Restate every line of the material, word for word.
++++++
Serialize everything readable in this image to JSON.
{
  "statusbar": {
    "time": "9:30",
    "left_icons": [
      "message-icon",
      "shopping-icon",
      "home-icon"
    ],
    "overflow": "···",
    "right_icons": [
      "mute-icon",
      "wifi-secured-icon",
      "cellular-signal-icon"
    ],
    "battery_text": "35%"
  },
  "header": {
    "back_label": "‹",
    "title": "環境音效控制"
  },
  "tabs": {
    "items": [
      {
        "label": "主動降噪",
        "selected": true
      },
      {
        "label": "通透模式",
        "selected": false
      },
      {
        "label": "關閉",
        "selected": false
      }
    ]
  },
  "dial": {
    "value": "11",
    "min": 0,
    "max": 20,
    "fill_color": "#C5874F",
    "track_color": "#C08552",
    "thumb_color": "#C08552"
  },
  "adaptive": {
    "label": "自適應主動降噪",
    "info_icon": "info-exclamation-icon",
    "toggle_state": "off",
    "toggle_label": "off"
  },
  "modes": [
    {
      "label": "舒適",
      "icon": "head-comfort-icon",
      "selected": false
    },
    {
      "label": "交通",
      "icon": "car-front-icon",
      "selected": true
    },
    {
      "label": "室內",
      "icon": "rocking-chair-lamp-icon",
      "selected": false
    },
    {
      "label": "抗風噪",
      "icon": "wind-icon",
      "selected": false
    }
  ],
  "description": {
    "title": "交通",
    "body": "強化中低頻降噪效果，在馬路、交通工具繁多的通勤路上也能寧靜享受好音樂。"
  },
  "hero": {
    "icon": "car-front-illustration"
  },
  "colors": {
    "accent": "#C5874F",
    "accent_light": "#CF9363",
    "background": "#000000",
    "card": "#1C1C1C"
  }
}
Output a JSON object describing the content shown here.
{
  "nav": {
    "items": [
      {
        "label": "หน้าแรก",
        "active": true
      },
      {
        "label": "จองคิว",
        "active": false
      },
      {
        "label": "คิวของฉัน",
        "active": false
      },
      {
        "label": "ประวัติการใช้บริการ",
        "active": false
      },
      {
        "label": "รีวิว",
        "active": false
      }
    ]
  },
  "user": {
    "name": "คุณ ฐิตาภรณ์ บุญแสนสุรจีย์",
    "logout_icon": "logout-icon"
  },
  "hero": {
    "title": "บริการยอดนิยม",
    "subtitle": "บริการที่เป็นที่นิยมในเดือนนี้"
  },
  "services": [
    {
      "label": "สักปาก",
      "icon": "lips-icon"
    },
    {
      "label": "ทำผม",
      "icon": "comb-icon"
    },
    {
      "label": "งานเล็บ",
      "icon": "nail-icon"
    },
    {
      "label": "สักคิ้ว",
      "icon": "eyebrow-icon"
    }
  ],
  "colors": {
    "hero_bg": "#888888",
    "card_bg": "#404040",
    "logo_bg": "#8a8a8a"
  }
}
++++++
- **Result for this task**:
Serialize everything readable in this image to JSON.
{
  "statusbar": {
    "time": "9:30",
    "left_icons": [
      "message-icon",
      "shopping-icon",
      "home-icon"
    ],
    "overflow": "···",
    "right_icons": [
      "mute-icon",
      "wifi-secured-icon",
      "cellular-signal-icon"
    ],
    "battery_text": "35%"
  },
  "header": {
    "back_label": "‹",
    "title": "環境音效控制"
  },
  "tabs": {
    "items": [
      {
        "label": "主動降噪",
        "selected": true
      },
      {
        "label": "通透模式",
        "selected": false
      },
      {
        "label": "關閉",
        "selected": false
      }
    ]
  },
  "dial": {
    "value": "11",
    "min": 0,
    "max": 20,
    "fill_color": "#C5874F",
    "track_color": "#C08552",
    "thumb_color": "#C08552"
  },
  "adaptive": {
    "label": "自適應主動降噪",
    "info_icon": "info-exclamation-icon",
    "toggle_state": "off",
    "toggle_label": "off"
  },
  "modes": [
    {
      "label": "舒適",
      "icon": "head-comfort-icon",
      "selected": false
    },
    {
      "label": "交通",
      "icon": "car-front-icon",
      "selected": true
    },
    {
      "label": "室內",
      "icon": "rocking-chair-lamp-icon",
      "selected": false
    },
    {
      "label": "抗風噪",
      "icon": "wind-icon",
      "selected": false
    }
  ],
  "description": {
    "title": "交通",
    "body": "強化中低頻降噪效果，在馬路、交通工具繁多的通勤路上也能寧靜享受好音樂。"
  },
  "hero": {
    "icon": "car-front-illustration"
  },
  "colors": {
    "accent": "#C5874F",
    "accent_light": "#CF9363",
    "background": "#000000",
    "card": "#1C1C1C"
  }
}
Output a JSON object describing the content shown here.
{
  "nav": {
    "items": [
      {
        "label": "หน้าแรก",
        "active": true
      },
      {
        "label": "จองคิว",
        "active": false
      },
      {
        "label": "คิวของฉัน",
        "active": false
      },
      {
        "label": "ประวัติการใช้บริการ",
        "active": false
      },
      {
        "label": "รีวิว",
        "active": false
      }
    ]
  },
  "user": {
    "name": "คุณ ฐิตาภรณ์ บุญแสนสุรจีย์",
    "logout_icon": "logout-icon"
  },
  "hero": {
    "title": "บริการยอดนิยม",
    "subtitle": "บริการที่เป็นที่นิยมในเดือนนี้"
  },
  "services": [
    {
      "label": "สักปาก",
      "icon": "lips-icon"
    },
    {
      "label": "ทำผม",
      "icon": "comb-icon"
    },
    {
      "label": "งานเล็บ",
      "icon": "nail-icon"
    },
    {
      "label": "สักคิ้ว",
      "icon": "eyebrow-icon"
    }
  ],
  "colors": {
    "hero_bg": "#888888",
    "card_bg": "#404040",
    "logo_bg": "#8a8a8a"
  }
}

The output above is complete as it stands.